[Figure collection entries]
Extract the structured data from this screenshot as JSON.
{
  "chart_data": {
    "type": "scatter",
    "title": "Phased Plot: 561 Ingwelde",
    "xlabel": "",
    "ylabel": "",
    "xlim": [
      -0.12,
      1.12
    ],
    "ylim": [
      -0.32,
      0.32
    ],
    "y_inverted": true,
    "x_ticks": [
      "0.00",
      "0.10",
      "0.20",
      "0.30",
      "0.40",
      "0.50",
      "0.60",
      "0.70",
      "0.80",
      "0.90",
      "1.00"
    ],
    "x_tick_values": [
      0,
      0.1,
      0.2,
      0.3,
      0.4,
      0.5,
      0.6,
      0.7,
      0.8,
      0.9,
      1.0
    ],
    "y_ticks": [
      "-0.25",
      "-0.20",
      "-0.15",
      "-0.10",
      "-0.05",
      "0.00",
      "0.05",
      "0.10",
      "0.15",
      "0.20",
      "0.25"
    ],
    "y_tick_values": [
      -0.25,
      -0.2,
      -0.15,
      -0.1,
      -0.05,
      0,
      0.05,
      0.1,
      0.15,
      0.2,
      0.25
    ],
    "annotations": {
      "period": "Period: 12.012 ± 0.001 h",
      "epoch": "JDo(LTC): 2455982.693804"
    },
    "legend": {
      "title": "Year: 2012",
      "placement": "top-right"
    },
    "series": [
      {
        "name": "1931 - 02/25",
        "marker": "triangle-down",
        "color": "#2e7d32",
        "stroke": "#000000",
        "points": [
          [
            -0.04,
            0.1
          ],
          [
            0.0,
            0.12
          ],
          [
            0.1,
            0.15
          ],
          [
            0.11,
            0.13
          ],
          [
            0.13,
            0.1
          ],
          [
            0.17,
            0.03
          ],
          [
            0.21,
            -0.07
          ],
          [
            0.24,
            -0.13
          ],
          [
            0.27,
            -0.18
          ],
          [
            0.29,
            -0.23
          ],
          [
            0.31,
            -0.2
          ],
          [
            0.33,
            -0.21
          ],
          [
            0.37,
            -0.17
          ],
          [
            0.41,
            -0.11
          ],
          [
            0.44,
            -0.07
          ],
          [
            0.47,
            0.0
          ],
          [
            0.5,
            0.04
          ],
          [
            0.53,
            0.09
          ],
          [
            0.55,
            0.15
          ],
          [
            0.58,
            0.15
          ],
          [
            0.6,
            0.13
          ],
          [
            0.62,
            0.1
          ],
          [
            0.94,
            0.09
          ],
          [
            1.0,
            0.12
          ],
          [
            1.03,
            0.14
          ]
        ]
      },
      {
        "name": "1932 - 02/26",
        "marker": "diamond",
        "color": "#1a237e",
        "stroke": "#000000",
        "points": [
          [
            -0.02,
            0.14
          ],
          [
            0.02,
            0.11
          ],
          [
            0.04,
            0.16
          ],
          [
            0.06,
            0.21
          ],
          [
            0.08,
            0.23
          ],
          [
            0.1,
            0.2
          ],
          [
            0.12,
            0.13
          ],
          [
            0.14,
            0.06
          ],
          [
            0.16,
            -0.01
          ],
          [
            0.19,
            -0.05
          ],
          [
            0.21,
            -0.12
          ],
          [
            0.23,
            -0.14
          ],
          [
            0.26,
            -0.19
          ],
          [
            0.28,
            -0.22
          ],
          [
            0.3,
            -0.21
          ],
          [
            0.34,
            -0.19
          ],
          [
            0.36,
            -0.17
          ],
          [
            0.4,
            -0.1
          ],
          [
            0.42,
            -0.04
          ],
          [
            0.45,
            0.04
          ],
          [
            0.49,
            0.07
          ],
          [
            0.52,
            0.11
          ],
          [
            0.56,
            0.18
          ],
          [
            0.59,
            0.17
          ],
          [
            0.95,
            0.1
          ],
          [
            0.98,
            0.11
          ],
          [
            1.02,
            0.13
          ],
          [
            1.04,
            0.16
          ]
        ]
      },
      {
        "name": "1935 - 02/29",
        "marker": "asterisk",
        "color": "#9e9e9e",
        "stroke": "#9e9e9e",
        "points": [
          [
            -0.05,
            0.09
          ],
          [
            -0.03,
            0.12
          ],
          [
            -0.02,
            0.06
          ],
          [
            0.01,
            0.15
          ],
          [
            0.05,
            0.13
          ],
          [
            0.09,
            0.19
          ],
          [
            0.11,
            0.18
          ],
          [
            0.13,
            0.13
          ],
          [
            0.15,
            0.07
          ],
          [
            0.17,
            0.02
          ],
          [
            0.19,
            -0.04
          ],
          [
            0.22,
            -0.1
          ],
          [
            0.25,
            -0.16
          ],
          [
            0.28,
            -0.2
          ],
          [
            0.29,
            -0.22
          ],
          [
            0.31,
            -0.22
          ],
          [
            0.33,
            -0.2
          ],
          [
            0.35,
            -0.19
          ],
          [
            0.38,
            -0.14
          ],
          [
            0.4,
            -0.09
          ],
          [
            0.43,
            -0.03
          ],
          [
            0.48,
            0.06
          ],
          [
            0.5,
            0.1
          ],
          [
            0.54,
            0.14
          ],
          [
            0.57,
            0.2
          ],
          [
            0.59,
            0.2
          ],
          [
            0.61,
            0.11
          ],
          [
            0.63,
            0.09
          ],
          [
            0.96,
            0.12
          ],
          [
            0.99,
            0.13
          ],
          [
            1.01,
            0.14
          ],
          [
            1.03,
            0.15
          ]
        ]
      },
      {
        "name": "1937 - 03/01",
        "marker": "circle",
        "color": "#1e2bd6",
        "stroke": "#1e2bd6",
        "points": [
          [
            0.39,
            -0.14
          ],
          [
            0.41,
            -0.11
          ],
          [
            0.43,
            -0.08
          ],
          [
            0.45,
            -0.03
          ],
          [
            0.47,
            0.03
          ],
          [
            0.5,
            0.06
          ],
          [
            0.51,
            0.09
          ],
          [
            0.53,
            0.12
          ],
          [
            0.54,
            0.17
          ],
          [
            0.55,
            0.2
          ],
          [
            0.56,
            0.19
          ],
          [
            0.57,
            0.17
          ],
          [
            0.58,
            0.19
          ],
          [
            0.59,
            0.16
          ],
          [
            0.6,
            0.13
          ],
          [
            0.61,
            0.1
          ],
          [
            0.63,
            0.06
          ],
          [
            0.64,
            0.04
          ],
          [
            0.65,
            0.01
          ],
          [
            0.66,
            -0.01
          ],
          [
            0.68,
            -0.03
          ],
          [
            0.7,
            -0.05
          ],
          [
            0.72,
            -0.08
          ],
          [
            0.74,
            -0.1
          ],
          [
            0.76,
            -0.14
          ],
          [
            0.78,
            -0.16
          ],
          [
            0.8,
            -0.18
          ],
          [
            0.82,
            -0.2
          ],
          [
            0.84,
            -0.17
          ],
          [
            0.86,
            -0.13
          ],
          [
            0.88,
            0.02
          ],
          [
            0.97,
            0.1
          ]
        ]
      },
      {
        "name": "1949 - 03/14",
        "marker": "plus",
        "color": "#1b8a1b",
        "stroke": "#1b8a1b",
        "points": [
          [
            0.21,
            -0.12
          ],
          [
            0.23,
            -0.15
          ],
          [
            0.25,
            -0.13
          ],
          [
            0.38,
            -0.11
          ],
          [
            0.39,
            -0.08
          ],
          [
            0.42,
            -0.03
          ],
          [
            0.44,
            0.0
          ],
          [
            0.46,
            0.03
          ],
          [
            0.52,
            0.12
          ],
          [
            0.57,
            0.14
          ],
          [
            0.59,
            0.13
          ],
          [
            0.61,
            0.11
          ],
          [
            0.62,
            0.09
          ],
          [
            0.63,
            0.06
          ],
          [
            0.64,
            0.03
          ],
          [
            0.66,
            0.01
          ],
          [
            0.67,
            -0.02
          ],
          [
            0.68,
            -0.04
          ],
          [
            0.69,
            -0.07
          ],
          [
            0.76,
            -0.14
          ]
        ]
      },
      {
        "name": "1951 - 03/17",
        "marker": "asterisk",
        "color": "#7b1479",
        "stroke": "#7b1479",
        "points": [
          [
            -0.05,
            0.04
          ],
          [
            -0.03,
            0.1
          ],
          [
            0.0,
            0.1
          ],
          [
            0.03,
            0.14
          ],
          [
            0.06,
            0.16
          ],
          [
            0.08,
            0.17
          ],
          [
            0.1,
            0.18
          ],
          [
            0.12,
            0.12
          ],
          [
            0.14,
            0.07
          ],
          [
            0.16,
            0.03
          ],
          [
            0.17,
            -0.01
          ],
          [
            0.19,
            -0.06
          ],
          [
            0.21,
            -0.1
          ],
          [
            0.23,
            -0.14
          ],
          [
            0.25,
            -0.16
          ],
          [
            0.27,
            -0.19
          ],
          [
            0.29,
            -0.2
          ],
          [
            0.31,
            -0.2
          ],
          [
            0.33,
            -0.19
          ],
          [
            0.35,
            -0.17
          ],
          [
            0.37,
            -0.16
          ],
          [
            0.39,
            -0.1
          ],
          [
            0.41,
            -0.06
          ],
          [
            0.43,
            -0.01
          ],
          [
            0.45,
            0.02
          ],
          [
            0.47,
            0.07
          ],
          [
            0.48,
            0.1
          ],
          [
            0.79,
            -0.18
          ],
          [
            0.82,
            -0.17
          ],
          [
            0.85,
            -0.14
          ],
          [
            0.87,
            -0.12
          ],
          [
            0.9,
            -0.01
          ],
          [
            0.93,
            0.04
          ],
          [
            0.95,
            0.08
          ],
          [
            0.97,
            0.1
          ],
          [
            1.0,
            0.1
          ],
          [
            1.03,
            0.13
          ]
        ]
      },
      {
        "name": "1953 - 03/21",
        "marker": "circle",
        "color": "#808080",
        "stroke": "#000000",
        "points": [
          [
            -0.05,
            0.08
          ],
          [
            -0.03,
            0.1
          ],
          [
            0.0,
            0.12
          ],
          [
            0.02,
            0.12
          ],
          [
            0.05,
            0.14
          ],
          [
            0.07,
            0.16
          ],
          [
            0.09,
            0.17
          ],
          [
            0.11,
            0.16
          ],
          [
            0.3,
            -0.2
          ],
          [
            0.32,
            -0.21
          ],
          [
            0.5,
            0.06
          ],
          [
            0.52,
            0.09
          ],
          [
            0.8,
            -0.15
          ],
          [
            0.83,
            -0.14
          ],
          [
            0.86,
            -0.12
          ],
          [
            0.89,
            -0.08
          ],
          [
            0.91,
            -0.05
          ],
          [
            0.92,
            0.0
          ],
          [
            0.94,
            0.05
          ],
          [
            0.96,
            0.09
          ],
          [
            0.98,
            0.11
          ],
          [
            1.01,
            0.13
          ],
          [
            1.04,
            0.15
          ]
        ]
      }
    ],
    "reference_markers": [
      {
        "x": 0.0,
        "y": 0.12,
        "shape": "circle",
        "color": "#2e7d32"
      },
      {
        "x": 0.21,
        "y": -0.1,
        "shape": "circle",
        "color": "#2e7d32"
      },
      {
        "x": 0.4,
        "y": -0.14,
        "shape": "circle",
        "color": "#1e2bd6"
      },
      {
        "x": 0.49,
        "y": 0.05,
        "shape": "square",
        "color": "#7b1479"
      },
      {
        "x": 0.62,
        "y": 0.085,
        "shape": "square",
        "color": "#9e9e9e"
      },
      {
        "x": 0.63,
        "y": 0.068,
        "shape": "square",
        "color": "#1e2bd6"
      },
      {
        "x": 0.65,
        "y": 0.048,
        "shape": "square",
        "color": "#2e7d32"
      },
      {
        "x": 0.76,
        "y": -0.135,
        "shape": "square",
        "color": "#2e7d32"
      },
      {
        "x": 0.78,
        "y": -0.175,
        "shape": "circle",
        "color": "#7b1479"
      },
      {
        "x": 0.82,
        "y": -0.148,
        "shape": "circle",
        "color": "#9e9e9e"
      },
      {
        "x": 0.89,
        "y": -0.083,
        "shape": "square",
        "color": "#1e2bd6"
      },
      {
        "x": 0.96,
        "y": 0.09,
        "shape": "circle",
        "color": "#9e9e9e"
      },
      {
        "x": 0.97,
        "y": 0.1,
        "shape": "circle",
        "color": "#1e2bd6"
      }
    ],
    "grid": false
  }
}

§ Task statement: The answer is a single number: how many lines include the word "title"?

§ Complete answer: 2